-- begin Available records --
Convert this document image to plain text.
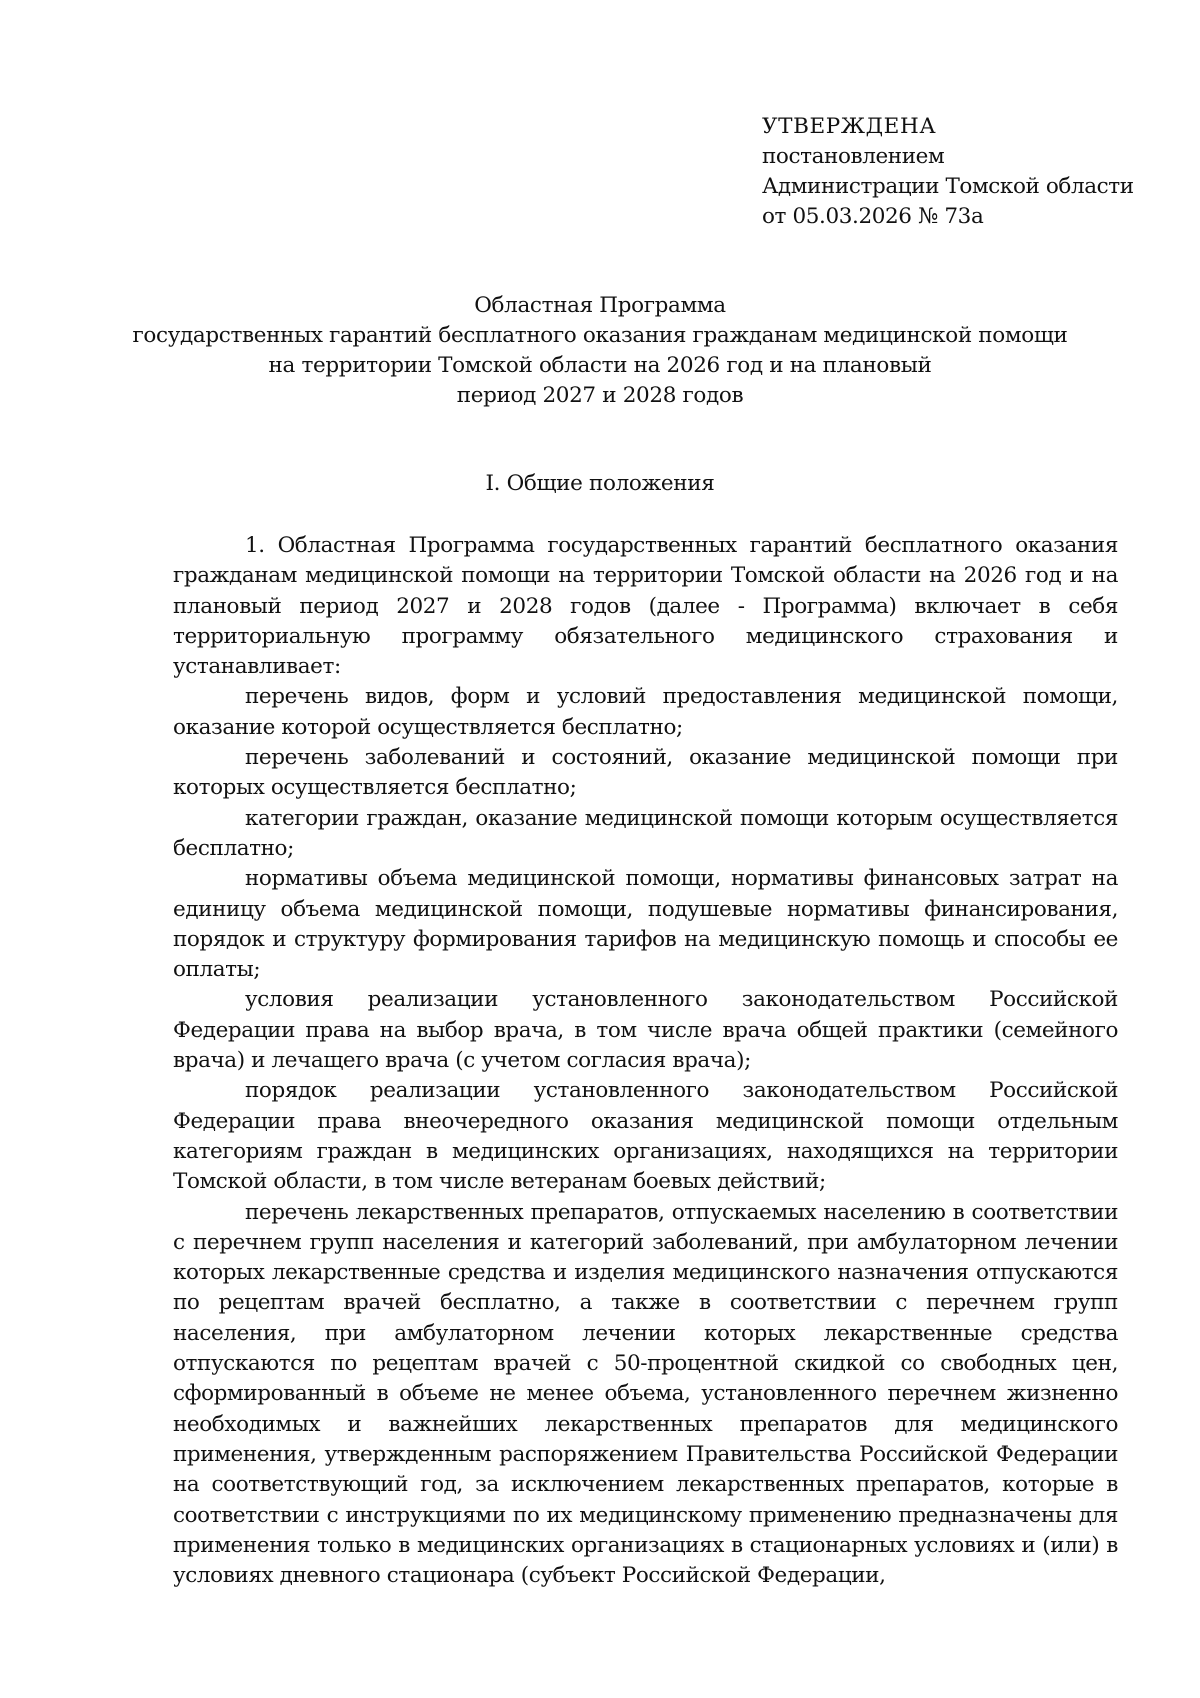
УТВЕРЖДЕНА
постановлением
Администрации Томской области
от 05.03.2026 № 73а
Областная Программа
государственных гарантий бесплатного оказания гражданам медицинской помощи
на территории Томской области на 2026 год и на плановый
период 2027 и 2028 годов
I. Общие положения

1. Областная Программа государственных гарантий бесплатного оказания гражданам медицинской помощи на территории Томской области на 2026 год и на плановый период 2027 и 2028 годов (далее - Программа) включает в себя территориальную программу обязательного медицинского страхования и устанавливает:

перечень видов, форм и условий предоставления медицинской помощи, оказание которой осуществляется бесплатно;

перечень заболеваний и состояний, оказание медицинской помощи при которых осуществляется бесплатно;

категории граждан, оказание медицинской помощи которым осуществляется бесплатно;

нормативы объема медицинской помощи, нормативы финансовых затрат на единицу объема медицинской помощи, подушевые нормативы финансирования, порядок и структуру формирования тарифов на медицинскую помощь и способы ее оплаты;

условия реализации установленного законодательством Российской Федерации права на выбор врача, в том числе врача общей практики (семейного врача) и лечащего врача (с учетом согласия врача);

порядок реализации установленного законодательством Российской Федерации права внеочередного оказания медицинской помощи отдельным категориям граждан в медицинских организациях, находящихся на территории Томской области, в том числе ветеранам боевых действий;

перечень лекарственных препаратов, отпускаемых населению в соответствии с перечнем групп населения и категорий заболеваний, при амбулаторном лечении которых лекарственные средства и изделия медицинского назначения отпускаются по рецептам врачей бесплатно, а также в соответствии с перечнем групп населения, при амбулаторном лечении которых лекарственные средства отпускаются по рецептам врачей с 50-процентной скидкой со свободных цен, сформированный в объеме не менее объема, установленного перечнем жизненно необходимых и важнейших лекарственных препаратов для медицинского применения, утвержденным распоряжением Правительства Российской Федерации на соответствующий год, за исключением лекарственных препаратов, которые в соответствии с инструкциями по их медицинскому применению предназначены для применения только в медицинских организациях в стационарных условиях и (или) в условиях дневного стационара (субъект Российской Федерации,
-- end Available records --
### [Task directions]
Without the pictures, output the full listing exactly as it stands.

### [Final result]
Convert this document image to plain text.
УТВЕРЖДЕНА
постановлением
Администрации Томской области
от 05.03.2026 № 73а
Областная Программа
государственных гарантий бесплатного оказания гражданам медицинской помощи
на территории Томской области на 2026 год и на плановый
период 2027 и 2028 годов
I. Общие положения

1. Областная Программа государственных гарантий бесплатного оказания гражданам медицинской помощи на территории Томской области на 2026 год и на плановый период 2027 и 2028 годов (далее - Программа) включает в себя территориальную программу обязательного медицинского страхования и устанавливает:

перечень видов, форм и условий предоставления медицинской помощи, оказание которой осуществляется бесплатно;

перечень заболеваний и состояний, оказание медицинской помощи при которых осуществляется бесплатно;

категории граждан, оказание медицинской помощи которым осуществляется бесплатно;

нормативы объема медицинской помощи, нормативы финансовых затрат на единицу объема медицинской помощи, подушевые нормативы финансирования, порядок и структуру формирования тарифов на медицинскую помощь и способы ее оплаты;

условия реализации установленного законодательством Российской Федерации права на выбор врача, в том числе врача общей практики (семейного врача) и лечащего врача (с учетом согласия врача);

порядок реализации установленного законодательством Российской Федерации права внеочередного оказания медицинской помощи отдельным категориям граждан в медицинских организациях, находящихся на территории Томской области, в том числе ветеранам боевых действий;

перечень лекарственных препаратов, отпускаемых населению в соответствии с перечнем групп населения и категорий заболеваний, при амбулаторном лечении которых лекарственные средства и изделия медицинского назначения отпускаются по рецептам врачей бесплатно, а также в соответствии с перечнем групп населения, при амбулаторном лечении которых лекарственные средства отпускаются по рецептам врачей с 50-процентной скидкой со свободных цен, сформированный в объеме не менее объема, установленного перечнем жизненно необходимых и важнейших лекарственных препаратов для медицинского применения, утвержденным распоряжением Правительства Российской Федерации на соответствующий год, за исключением лекарственных препаратов, которые в соответствии с инструкциями по их медицинскому применению предназначены для применения только в медицинских организациях в стационарных условиях и (или) в условиях дневного стационара (субъект Российской Федерации,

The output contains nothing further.